### EXTRAIT PRÉSENTÉ

Le printemps était déjà chaud en avril 1942 et malgré l'Occupation, les rues de Paris agréables, les jolies filles se promenant bras dessus, bras dessous sur les quais de la Seine…
Le paysage bucolique s'arrête là car Romain Slocombe ne fait pas dans la dentelle. Son roman, entre le polar et le récit historique, est glaçant. L'auteur, avec moult détails, nous plonge tout de suite dans l'ambiance de ces années de délation et d'arrestations à tout va : les tenues vestimentaires des personnages, le parler et le vocabulaire des inspecteurs, la description des rues de Paris, tout est fait pour immerger le lecteur dans cette époque. Nous découvrons autour de Sadorski qui tient la narration une réalité, celle des activités d'une large fraction de la police française durant les années de collaboration, ses chefs en premier lieu, et de sa participation finalement active au génocide. Car il clair que les Allemands ont pu disposer à loisir d'une participation très volontaire de bons nombres de Français, souvent antisémites, qui profitaient en plus de leur bonne relation avec le régime nazi pour s'en sortir pas trop mal dans la vie de tous les jours. Cette plongée au coeur de ce système est totale et, forcément, écoeurante et abjecte car rien n'est épargné au lecteur entre les scènes de tortures lors des interrogatoires, les magouilles des inspecteurs, la connivence entre les représentants de l'ordre, la Gestapo et la mafia locale. Doit-on alors appeler Sadorski un anti-héros ? Quoi qu'il en soit, c'est un salaud de la pire espèce. Certes un bon flic dans son genre, mais un salaud qui n'hésite pas à abuser de son pouvoir sur les plus faibles. Les autres personnages sont tout aussi abjects, si ce n'est plus, et seul le personnage de Julie, la jeune voisine juive de l'inspecteur, pourrait nous apporter un peu d'innocence dans ce récit bien sombre. Mais là encore, l'esprit pervers et retors de Sadorski salit tout.

### CE QUE VOUS FEREZ
a) Dans la critique du roman de Romain Slocombe, pourquoi la plongée au cœur du système est-elle qualifiée d'écœurante et d'abjecte ? Répondez en une à trois phrases.
b) Selon la critique du roman de Romain Slocombe, quel personnage pourrait apporter un peu d'innocence au récit ?
c) Poursuivez la critique du roman de Romain Slocombe après sa dernière phrase.

### Données d'analyse de la mise en page
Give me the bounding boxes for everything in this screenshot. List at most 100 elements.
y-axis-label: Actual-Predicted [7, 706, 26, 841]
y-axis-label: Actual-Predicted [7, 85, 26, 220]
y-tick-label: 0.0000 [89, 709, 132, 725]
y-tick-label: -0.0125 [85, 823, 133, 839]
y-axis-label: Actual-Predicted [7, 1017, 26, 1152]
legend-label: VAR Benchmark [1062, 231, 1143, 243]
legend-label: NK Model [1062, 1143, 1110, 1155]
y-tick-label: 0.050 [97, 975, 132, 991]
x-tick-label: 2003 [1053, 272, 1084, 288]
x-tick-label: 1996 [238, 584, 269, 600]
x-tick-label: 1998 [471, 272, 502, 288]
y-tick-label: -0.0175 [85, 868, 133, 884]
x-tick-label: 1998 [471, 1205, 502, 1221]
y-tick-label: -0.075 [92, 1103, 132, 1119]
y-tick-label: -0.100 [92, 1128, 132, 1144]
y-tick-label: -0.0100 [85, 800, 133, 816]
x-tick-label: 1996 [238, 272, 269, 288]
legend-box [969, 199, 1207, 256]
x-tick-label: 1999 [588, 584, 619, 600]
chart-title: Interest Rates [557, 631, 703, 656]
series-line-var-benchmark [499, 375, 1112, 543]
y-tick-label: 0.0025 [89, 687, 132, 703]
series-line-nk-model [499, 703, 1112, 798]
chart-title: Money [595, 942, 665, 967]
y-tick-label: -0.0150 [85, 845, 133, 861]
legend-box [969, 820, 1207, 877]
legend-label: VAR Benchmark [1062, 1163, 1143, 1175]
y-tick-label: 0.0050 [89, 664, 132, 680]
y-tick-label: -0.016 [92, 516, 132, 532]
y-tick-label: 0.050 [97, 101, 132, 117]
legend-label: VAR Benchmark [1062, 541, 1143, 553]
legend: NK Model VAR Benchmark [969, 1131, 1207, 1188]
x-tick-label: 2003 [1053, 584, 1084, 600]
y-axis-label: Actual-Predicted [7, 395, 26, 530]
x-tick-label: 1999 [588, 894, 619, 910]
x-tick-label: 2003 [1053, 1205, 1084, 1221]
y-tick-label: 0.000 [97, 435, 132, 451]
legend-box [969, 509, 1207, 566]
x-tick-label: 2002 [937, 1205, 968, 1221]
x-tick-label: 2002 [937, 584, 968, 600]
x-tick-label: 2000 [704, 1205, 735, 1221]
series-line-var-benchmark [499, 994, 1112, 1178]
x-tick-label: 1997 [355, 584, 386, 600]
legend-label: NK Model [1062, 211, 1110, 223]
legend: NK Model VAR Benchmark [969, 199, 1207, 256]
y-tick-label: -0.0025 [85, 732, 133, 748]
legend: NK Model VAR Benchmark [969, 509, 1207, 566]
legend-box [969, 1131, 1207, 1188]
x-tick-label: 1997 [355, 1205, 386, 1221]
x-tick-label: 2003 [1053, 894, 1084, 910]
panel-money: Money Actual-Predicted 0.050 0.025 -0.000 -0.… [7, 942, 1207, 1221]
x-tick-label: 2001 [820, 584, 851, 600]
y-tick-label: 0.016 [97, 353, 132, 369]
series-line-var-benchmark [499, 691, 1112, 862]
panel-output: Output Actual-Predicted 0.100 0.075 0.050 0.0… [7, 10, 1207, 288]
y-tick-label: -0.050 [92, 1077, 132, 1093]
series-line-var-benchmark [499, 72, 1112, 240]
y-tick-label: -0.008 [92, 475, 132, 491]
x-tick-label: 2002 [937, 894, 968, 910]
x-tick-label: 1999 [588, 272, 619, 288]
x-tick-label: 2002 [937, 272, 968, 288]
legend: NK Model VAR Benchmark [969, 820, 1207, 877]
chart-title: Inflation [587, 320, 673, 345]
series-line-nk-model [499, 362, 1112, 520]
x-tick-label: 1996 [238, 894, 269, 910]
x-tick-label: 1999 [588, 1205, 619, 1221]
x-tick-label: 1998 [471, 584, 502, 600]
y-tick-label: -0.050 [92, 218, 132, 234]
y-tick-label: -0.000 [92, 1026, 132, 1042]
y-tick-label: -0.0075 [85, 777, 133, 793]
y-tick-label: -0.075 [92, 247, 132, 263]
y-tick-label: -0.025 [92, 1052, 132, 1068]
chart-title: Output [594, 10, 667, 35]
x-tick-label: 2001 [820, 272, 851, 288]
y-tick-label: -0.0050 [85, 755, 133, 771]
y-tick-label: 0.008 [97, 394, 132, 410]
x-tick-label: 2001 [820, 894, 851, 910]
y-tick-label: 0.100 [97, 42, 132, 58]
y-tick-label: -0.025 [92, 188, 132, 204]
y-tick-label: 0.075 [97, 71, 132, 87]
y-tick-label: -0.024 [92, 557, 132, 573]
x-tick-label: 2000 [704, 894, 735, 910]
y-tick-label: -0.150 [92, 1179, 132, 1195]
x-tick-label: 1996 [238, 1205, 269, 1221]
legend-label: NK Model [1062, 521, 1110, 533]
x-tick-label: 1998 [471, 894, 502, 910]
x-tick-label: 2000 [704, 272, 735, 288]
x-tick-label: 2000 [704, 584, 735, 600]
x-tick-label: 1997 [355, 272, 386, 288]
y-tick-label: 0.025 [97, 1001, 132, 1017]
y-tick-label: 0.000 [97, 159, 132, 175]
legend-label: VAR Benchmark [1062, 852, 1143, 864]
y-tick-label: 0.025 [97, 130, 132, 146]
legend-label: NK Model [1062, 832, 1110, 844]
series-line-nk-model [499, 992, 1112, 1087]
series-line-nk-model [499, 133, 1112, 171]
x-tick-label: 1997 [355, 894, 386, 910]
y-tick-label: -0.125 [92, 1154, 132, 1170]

### RÉPONSES AUX CONSIGNES
a) Cette plongée est écœurante et abjecte parce que rien n'est épargné au lecteur. Il y a les scènes de tortures lors des interrogatoires, les magouilles des inspecteurs et la connivence entre les représentants de l'ordre, la Gestapo et la mafia locale.

b) Julie, la jeune voisine juive de l'inspecteur.

c)
Par son sujet, ce roman est donc une lecture dérangeante et qui fait forcément réfléchir. Les propos et pensées de Sadorski sont souvent ignobles et l'auteur, au début du récit, rappelle qu'il ne cautionne pas ces paroles qui sont avant tout le reflet d'une époque. Inspiré de documents et de rapports des archives de la préfecture, « L'affaire Léon Sadorski » donne à voir un pan très sombre de l'histoire de France et des Français. Mais la manière dont les personnages féminins sont décrits, et la façon dont les hommes les perçoivent, me laissent mal à l'aise car il ne s'agit plus ici de données historiques – du moins j'ose l'espérer. Qu'elles soient dépravées, manipulatrices ou vénales, ou encore tabassées, torturées, violées, les femmes chez Romain Slocombe ne sont perçues qu'à travers le prisme du sexe.
Enfin, l'accumulation de détails sur les rues et quartiers de Paris (il m'aurait fallu une carte sous les yeux pour y trouver un intérêt), l'avalanche des noms des services de police français et allemands, m'ont un peu perdue au fil de l'enquête policière. Je l'avoue, je suis arrivée au dénouement sans trop savoir comment…

Je termine en disant que j'ai été soulagée de terminer ce récit : avec une réelle documentation historique et une narration sans temps mort, Romain Slocombe nous entraîne ici dans les abîmes de la collaboration, avec des personnages dont on a qu'une seule hâte : les quitter.